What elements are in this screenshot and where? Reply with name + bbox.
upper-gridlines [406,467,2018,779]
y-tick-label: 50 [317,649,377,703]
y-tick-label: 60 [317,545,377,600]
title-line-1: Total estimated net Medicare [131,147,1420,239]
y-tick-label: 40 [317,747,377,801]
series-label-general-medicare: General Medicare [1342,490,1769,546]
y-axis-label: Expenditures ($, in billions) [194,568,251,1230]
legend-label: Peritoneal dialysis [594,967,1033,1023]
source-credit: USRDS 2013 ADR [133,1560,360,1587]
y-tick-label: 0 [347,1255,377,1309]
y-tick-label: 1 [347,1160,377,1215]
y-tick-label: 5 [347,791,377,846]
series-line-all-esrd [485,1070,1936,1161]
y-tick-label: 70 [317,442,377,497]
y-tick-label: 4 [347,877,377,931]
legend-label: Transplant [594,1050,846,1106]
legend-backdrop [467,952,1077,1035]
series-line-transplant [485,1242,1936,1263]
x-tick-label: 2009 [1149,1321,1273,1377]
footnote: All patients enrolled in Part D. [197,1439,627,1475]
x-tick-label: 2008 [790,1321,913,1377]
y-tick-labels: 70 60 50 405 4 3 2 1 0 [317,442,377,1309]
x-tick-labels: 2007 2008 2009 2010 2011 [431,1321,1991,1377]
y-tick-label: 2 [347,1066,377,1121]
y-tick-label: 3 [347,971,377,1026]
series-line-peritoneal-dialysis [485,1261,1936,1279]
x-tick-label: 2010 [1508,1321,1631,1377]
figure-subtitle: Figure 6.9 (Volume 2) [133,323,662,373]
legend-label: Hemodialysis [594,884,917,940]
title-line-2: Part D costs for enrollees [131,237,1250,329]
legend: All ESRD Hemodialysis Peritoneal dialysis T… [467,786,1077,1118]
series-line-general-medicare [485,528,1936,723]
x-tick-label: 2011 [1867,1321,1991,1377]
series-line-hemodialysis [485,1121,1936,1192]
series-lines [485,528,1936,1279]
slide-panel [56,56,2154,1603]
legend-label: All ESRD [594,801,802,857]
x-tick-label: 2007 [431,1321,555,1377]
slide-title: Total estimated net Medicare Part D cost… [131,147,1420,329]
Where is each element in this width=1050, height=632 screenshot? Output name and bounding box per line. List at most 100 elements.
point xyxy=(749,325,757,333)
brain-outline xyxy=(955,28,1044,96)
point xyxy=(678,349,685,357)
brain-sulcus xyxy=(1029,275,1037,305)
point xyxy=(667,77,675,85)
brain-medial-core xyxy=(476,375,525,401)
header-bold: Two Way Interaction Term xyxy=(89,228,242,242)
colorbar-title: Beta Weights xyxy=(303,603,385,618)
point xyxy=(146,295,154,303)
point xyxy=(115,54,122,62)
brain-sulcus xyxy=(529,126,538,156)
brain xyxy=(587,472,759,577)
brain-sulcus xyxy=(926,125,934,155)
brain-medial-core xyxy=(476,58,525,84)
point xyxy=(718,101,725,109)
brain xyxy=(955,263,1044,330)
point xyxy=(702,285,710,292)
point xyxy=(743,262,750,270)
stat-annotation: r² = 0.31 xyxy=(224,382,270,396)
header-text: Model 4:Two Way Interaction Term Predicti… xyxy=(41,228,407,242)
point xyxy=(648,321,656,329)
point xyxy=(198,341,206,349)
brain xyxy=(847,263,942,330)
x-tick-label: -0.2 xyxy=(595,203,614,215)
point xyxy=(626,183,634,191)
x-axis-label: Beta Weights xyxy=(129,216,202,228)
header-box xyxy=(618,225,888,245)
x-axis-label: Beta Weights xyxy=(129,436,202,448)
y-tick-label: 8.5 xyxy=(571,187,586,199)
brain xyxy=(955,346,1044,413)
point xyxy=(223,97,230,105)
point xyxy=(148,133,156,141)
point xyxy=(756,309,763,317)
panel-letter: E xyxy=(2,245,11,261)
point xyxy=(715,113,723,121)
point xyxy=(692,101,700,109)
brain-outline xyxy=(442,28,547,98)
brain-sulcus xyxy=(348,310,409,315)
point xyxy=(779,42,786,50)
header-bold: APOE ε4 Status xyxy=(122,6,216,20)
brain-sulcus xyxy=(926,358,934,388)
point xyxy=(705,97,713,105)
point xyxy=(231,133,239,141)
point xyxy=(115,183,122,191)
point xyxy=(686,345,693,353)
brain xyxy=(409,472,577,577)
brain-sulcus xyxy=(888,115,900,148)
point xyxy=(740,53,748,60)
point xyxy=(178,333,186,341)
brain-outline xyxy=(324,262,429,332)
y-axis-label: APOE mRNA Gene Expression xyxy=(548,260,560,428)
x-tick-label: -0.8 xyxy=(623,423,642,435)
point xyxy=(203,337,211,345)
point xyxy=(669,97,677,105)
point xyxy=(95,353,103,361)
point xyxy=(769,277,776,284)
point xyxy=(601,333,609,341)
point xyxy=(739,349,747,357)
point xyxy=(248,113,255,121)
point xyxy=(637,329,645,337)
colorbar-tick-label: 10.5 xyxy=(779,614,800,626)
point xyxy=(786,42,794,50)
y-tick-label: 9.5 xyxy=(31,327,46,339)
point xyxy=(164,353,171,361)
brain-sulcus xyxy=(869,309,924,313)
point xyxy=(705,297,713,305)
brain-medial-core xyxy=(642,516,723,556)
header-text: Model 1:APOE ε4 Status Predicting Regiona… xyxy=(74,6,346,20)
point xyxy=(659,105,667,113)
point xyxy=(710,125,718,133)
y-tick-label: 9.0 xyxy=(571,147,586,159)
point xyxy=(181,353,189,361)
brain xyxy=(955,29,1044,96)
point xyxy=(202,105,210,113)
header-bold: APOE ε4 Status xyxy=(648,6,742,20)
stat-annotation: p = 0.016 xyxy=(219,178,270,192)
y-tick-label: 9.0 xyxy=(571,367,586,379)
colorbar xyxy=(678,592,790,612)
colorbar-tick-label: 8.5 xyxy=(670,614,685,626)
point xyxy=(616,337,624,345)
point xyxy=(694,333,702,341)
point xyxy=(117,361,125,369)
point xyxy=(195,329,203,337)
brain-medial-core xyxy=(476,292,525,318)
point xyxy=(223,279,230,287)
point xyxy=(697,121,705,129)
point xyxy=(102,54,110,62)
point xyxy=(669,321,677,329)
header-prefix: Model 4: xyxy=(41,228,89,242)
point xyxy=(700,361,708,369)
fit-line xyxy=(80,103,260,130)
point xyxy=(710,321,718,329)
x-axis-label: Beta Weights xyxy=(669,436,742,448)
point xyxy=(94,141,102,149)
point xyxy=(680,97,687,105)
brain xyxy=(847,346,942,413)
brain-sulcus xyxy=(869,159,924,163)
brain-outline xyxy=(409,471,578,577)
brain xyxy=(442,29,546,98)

◆ ◆ ◆ ◆ ◆

__What the exercise asks__: Output every record above in full, exactly as it reads.

__Response to this exercise__:
What elements are in this screenshot and where? Reply with name + bbox.
upper-gridlines [406,467,2018,779]
y-tick-label: 50 [317,649,377,703]
y-tick-label: 60 [317,545,377,600]
title-line-1: Total estimated net Medicare [131,147,1420,239]
y-tick-label: 40 [317,747,377,801]
series-label-general-medicare: General Medicare [1342,490,1769,546]
y-axis-label: Expenditures ($, in billions) [194,568,251,1230]
legend-label: Peritoneal dialysis [594,967,1033,1023]
source-credit: USRDS 2013 ADR [133,1560,360,1587]
y-tick-label: 0 [347,1255,377,1309]
y-tick-label: 1 [347,1160,377,1215]
y-tick-label: 5 [347,791,377,846]
series-line-all-esrd [485,1070,1936,1161]
y-tick-label: 70 [317,442,377,497]
y-tick-label: 4 [347,877,377,931]
legend-label: Transplant [594,1050,846,1106]
legend-backdrop [467,952,1077,1035]
series-line-transplant [485,1242,1936,1263]
x-tick-label: 2009 [1149,1321,1273,1377]
footnote: All patients enrolled in Part D. [197,1439,627,1475]
x-tick-label: 2008 [790,1321,913,1377]
y-tick-labels: 70 60 50 405 4 3 2 1 0 [317,442,377,1309]
x-tick-labels: 2007 2008 2009 2010 2011 [431,1321,1991,1377]
y-tick-label: 2 [347,1066,377,1121]
y-tick-label: 3 [347,971,377,1026]
series-line-peritoneal-dialysis [485,1261,1936,1279]
x-tick-label: 2010 [1508,1321,1631,1377]
figure-subtitle: Figure 6.9 (Volume 2) [133,323,662,373]
legend-label: Hemodialysis [594,884,917,940]
title-line-2: Part D costs for enrollees [131,237,1250,329]
legend: All ESRD Hemodialysis Peritoneal dialysis T… [467,786,1077,1118]
series-line-general-medicare [485,528,1936,723]
x-tick-label: 2011 [1867,1321,1991,1377]
series-line-hemodialysis [485,1121,1936,1192]
series-lines [485,528,1936,1279]
slide-panel [56,56,2154,1603]
legend-label: All ESRD [594,801,802,857]
x-tick-label: 2007 [431,1321,555,1377]
slide-title: Total estimated net Medicare Part D cost… [131,147,1420,329]
Where is each element in this width=1050, height=632 screenshot? Output name and bounding box per line. List at most 100 elements.
point xyxy=(749,325,757,333)
brain-outline xyxy=(955,28,1044,96)
point xyxy=(678,349,685,357)
brain-sulcus xyxy=(1029,275,1037,305)
point xyxy=(667,77,675,85)
brain-medial-core xyxy=(476,375,525,401)
header-bold: Two Way Interaction Term xyxy=(89,228,242,242)
colorbar-title: Beta Weights xyxy=(303,603,385,618)
point xyxy=(146,295,154,303)
point xyxy=(115,54,122,62)
brain-sulcus xyxy=(529,126,538,156)
brain xyxy=(587,472,759,577)
brain-sulcus xyxy=(926,125,934,155)
brain-medial-core xyxy=(476,58,525,84)
point xyxy=(718,101,725,109)
brain xyxy=(955,263,1044,330)
point xyxy=(702,285,710,292)
point xyxy=(743,262,750,270)
stat-annotation: r² = 0.31 xyxy=(224,382,270,396)
header-text: Model 4:Two Way Interaction Term Predicti… xyxy=(41,228,407,242)
point xyxy=(648,321,656,329)
point xyxy=(198,341,206,349)
brain xyxy=(847,263,942,330)
x-tick-label: -0.2 xyxy=(595,203,614,215)
point xyxy=(626,183,634,191)
x-axis-label: Beta Weights xyxy=(129,216,202,228)
header-box xyxy=(618,225,888,245)
x-axis-label: Beta Weights xyxy=(129,436,202,448)
y-tick-label: 8.5 xyxy=(571,187,586,199)
brain xyxy=(955,346,1044,413)
point xyxy=(223,97,230,105)
point xyxy=(148,133,156,141)
point xyxy=(756,309,763,317)
panel-letter: E xyxy=(2,245,11,261)
point xyxy=(715,113,723,121)
point xyxy=(692,101,700,109)
brain-outline xyxy=(442,28,547,98)
brain-sulcus xyxy=(348,310,409,315)
point xyxy=(779,42,786,50)
header-bold: APOE ε4 Status xyxy=(122,6,216,20)
brain-sulcus xyxy=(926,358,934,388)
point xyxy=(705,97,713,105)
point xyxy=(231,133,239,141)
point xyxy=(115,183,122,191)
point xyxy=(686,345,693,353)
brain xyxy=(409,472,577,577)
brain-sulcus xyxy=(888,115,900,148)
point xyxy=(740,53,748,60)
point xyxy=(178,333,186,341)
brain-outline xyxy=(324,262,429,332)
y-axis-label: APOE mRNA Gene Expression xyxy=(548,260,560,428)
x-tick-label: -0.8 xyxy=(623,423,642,435)
point xyxy=(203,337,211,345)
point xyxy=(669,97,677,105)
point xyxy=(95,353,103,361)
point xyxy=(769,277,776,284)
point xyxy=(601,333,609,341)
point xyxy=(739,349,747,357)
point xyxy=(248,113,255,121)
point xyxy=(637,329,645,337)
colorbar-tick-label: 10.5 xyxy=(779,614,800,626)
point xyxy=(786,42,794,50)
y-tick-label: 9.5 xyxy=(31,327,46,339)
point xyxy=(164,353,171,361)
brain-sulcus xyxy=(869,309,924,313)
point xyxy=(705,297,713,305)
brain-medial-core xyxy=(642,516,723,556)
header-text: Model 1:APOE ε4 Status Predicting Regiona… xyxy=(74,6,346,20)
point xyxy=(659,105,667,113)
point xyxy=(710,125,718,133)
y-tick-label: 9.0 xyxy=(571,147,586,159)
point xyxy=(181,353,189,361)
brain xyxy=(955,29,1044,96)
point xyxy=(202,105,210,113)
header-bold: APOE ε4 Status xyxy=(648,6,742,20)
stat-annotation: p = 0.016 xyxy=(219,178,270,192)
y-tick-label: 9.0 xyxy=(571,367,586,379)
colorbar xyxy=(678,592,790,612)
colorbar-tick-label: 8.5 xyxy=(670,614,685,626)
point xyxy=(616,337,624,345)
point xyxy=(694,333,702,341)
point xyxy=(117,361,125,369)
point xyxy=(195,329,203,337)
brain-medial-core xyxy=(476,292,525,318)
point xyxy=(223,279,230,287)
point xyxy=(697,121,705,129)
point xyxy=(102,54,110,62)
point xyxy=(669,321,677,329)
header-prefix: Model 4: xyxy=(41,228,89,242)
point xyxy=(700,361,708,369)
fit-line xyxy=(80,103,260,130)
point xyxy=(710,321,718,329)
x-axis-label: Beta Weights xyxy=(669,436,742,448)
point xyxy=(94,141,102,149)
point xyxy=(680,97,687,105)
brain xyxy=(847,346,942,413)
brain-sulcus xyxy=(869,159,924,163)
brain-outline xyxy=(409,471,578,577)
brain xyxy=(442,29,546,98)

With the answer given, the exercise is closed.